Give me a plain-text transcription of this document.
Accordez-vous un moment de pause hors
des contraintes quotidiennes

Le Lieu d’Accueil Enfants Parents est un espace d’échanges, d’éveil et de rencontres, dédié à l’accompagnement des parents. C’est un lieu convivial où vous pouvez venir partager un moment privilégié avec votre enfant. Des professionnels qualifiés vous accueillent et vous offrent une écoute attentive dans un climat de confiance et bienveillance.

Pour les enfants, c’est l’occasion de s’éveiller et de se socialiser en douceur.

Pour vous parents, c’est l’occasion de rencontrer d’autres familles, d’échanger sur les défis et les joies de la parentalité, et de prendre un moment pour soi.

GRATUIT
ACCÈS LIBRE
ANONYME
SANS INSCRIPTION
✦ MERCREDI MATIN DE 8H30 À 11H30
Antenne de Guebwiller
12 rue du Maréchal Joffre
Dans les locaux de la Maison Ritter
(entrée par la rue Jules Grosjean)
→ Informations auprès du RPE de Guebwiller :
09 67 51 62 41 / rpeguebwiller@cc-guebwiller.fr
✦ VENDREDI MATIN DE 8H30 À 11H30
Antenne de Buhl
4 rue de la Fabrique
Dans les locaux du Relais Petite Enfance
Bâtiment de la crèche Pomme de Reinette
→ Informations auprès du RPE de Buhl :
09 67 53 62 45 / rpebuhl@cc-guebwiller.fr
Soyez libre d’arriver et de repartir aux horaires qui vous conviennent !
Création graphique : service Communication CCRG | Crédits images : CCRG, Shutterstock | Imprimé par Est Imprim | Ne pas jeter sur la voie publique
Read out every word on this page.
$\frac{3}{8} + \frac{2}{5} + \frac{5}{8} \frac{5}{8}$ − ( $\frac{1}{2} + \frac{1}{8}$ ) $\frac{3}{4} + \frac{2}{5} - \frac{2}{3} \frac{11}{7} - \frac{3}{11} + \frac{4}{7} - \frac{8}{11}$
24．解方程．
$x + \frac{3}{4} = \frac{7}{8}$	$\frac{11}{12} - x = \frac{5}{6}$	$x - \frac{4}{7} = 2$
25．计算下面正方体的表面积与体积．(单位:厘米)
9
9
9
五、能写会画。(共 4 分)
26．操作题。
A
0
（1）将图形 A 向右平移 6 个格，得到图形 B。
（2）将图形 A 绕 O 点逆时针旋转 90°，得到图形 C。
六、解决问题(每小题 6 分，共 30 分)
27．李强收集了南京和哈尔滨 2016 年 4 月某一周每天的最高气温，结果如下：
------------------------------------------------
§ REQUIREMENT: Repeat the preceding lines exactly, please, every one of them.

§ TASK SOLUTION:
Give me a plain-text transcription of this document.
Accordez-vous un moment de pause hors
des contraintes quotidiennes

Le Lieu d’Accueil Enfants Parents est un espace d’échanges, d’éveil et de rencontres, dédié à l’accompagnement des parents. C’est un lieu convivial où vous pouvez venir partager un moment privilégié avec votre enfant. Des professionnels qualifiés vous accueillent et vous offrent une écoute attentive dans un climat de confiance et bienveillance.

Pour les enfants, c’est l’occasion de s’éveiller et de se socialiser en douceur.

Pour vous parents, c’est l’occasion de rencontrer d’autres familles, d’échanger sur les défis et les joies de la parentalité, et de prendre un moment pour soi.

GRATUIT
ACCÈS LIBRE
ANONYME
SANS INSCRIPTION
✦ MERCREDI MATIN DE 8H30 À 11H30
Antenne de Guebwiller
12 rue du Maréchal Joffre
Dans les locaux de la Maison Ritter
(entrée par la rue Jules Grosjean)
→ Informations auprès du RPE de Guebwiller :
09 67 51 62 41 / rpeguebwiller@cc-guebwiller.fr
✦ VENDREDI MATIN DE 8H30 À 11H30
Antenne de Buhl
4 rue de la Fabrique
Dans les locaux du Relais Petite Enfance
Bâtiment de la crèche Pomme de Reinette
→ Informations auprès du RPE de Buhl :
09 67 53 62 45 / rpebuhl@cc-guebwiller.fr
Soyez libre d’arriver et de repartir aux horaires qui vous conviennent !
Création graphique : service Communication CCRG | Crédits images : CCRG, Shutterstock | Imprimé par Est Imprim | Ne pas jeter sur la voie publique
Read out every word on this page.
$\frac{3}{8} + \frac{2}{5} + \frac{5}{8} \frac{5}{8}$ − ( $\frac{1}{2} + \frac{1}{8}$ ) $\frac{3}{4} + \frac{2}{5} - \frac{2}{3} \frac{11}{7} - \frac{3}{11} + \frac{4}{7} - \frac{8}{11}$
24．解方程．
$x + \frac{3}{4} = \frac{7}{8}$	$\frac{11}{12} - x = \frac{5}{6}$	$x - \frac{4}{7} = 2$
25．计算下面正方体的表面积与体积．(单位:厘米)
9
9
9
五、能写会画。(共 4 分)
26．操作题。
A
0
（1）将图形 A 向右平移 6 个格，得到图形 B。
（2）将图形 A 绕 O 点逆时针旋转 90°，得到图形 C。
六、解决问题(每小题 6 分，共 30 分)
27．李强收集了南京和哈尔滨 2016 年 4 月某一周每天的最高气温，结果如下：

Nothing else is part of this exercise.